TASK BRIEF: From the entries below, extract every line that includes the word "сведения".

INPUT DATA:
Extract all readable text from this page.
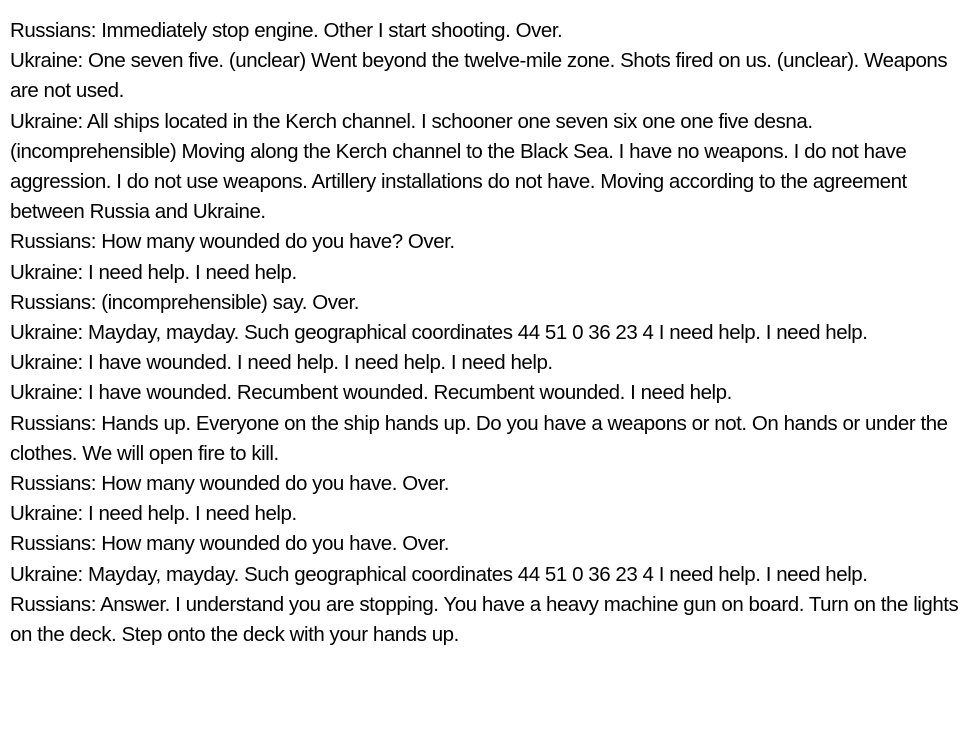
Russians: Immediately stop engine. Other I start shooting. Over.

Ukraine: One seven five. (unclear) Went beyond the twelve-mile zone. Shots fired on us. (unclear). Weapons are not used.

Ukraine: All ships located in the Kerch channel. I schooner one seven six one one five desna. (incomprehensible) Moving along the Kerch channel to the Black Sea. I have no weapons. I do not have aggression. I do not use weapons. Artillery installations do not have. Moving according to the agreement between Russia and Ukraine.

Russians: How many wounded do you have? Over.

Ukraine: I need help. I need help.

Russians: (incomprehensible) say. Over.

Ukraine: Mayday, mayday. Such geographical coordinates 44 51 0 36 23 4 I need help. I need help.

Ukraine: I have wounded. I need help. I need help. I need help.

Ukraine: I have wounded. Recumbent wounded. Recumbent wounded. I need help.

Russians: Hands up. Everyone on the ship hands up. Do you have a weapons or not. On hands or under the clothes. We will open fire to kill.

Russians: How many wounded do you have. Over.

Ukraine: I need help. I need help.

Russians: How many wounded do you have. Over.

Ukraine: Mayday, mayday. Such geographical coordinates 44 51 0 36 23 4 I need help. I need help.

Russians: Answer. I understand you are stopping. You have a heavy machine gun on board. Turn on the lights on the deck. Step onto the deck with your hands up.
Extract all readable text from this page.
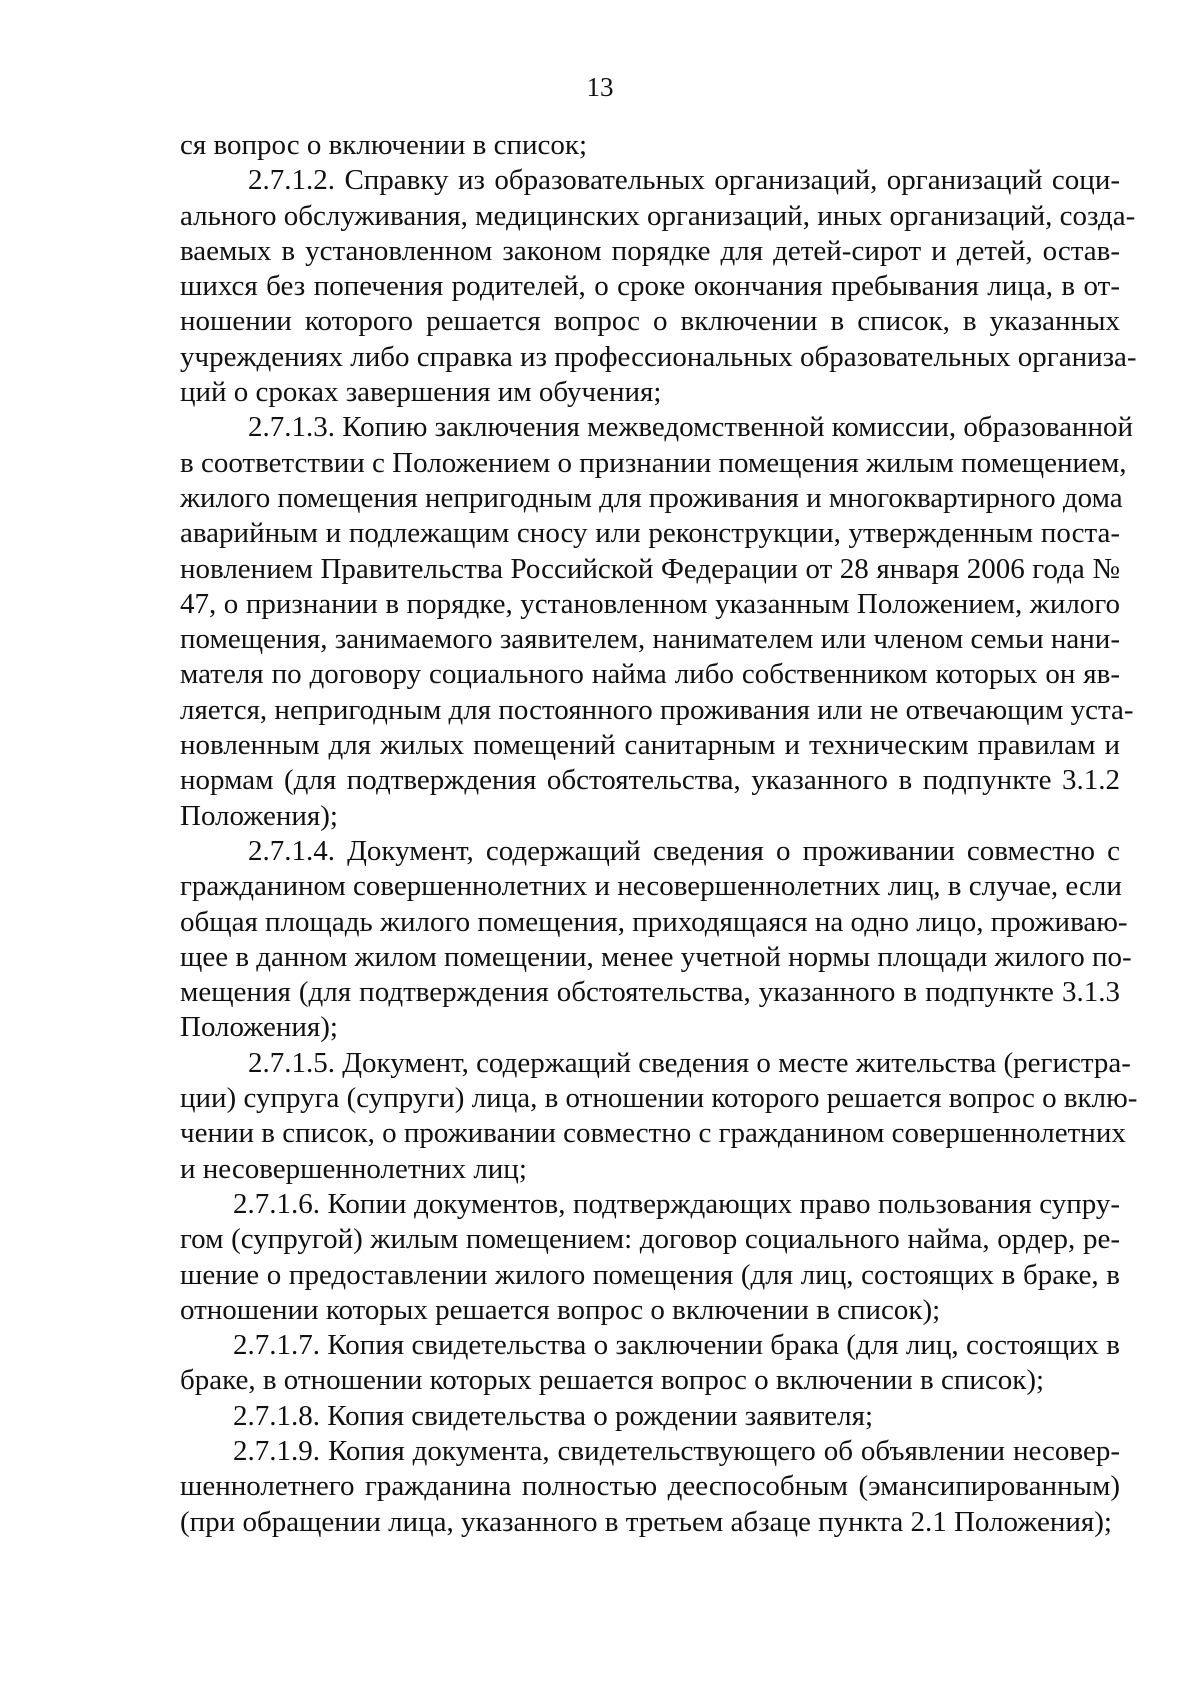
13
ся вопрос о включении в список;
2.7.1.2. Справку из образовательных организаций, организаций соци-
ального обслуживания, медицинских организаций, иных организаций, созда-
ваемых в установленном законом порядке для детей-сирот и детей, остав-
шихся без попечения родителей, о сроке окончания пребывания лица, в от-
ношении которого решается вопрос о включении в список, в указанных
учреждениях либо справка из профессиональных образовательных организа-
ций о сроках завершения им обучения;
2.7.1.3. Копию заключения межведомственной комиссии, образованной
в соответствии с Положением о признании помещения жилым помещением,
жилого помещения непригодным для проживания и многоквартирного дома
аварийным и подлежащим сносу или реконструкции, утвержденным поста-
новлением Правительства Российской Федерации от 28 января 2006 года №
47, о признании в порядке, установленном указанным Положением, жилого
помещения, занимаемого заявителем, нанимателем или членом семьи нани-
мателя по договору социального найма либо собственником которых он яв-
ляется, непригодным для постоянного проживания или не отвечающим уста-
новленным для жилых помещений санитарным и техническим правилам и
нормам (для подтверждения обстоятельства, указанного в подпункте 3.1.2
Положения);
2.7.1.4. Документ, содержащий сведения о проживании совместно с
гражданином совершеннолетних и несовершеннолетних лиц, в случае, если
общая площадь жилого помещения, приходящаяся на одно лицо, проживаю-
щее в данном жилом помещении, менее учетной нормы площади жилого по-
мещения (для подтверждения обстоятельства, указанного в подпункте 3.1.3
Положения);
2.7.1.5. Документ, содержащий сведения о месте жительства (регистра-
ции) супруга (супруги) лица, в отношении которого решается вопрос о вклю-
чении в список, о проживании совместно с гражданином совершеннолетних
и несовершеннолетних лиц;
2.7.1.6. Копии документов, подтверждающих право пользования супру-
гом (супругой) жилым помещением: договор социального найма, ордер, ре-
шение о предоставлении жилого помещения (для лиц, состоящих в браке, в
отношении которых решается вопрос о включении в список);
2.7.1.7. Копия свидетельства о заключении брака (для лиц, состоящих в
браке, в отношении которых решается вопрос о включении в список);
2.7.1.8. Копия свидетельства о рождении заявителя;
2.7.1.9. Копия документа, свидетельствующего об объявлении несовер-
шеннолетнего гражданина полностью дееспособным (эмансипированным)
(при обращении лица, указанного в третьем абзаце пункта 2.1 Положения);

EXERCISE SOLUTION:
2.7.1.4. Документ, содержащий сведения о проживании совместно с
2.7.1.5. Документ, содержащий сведения о месте жительства (регистра-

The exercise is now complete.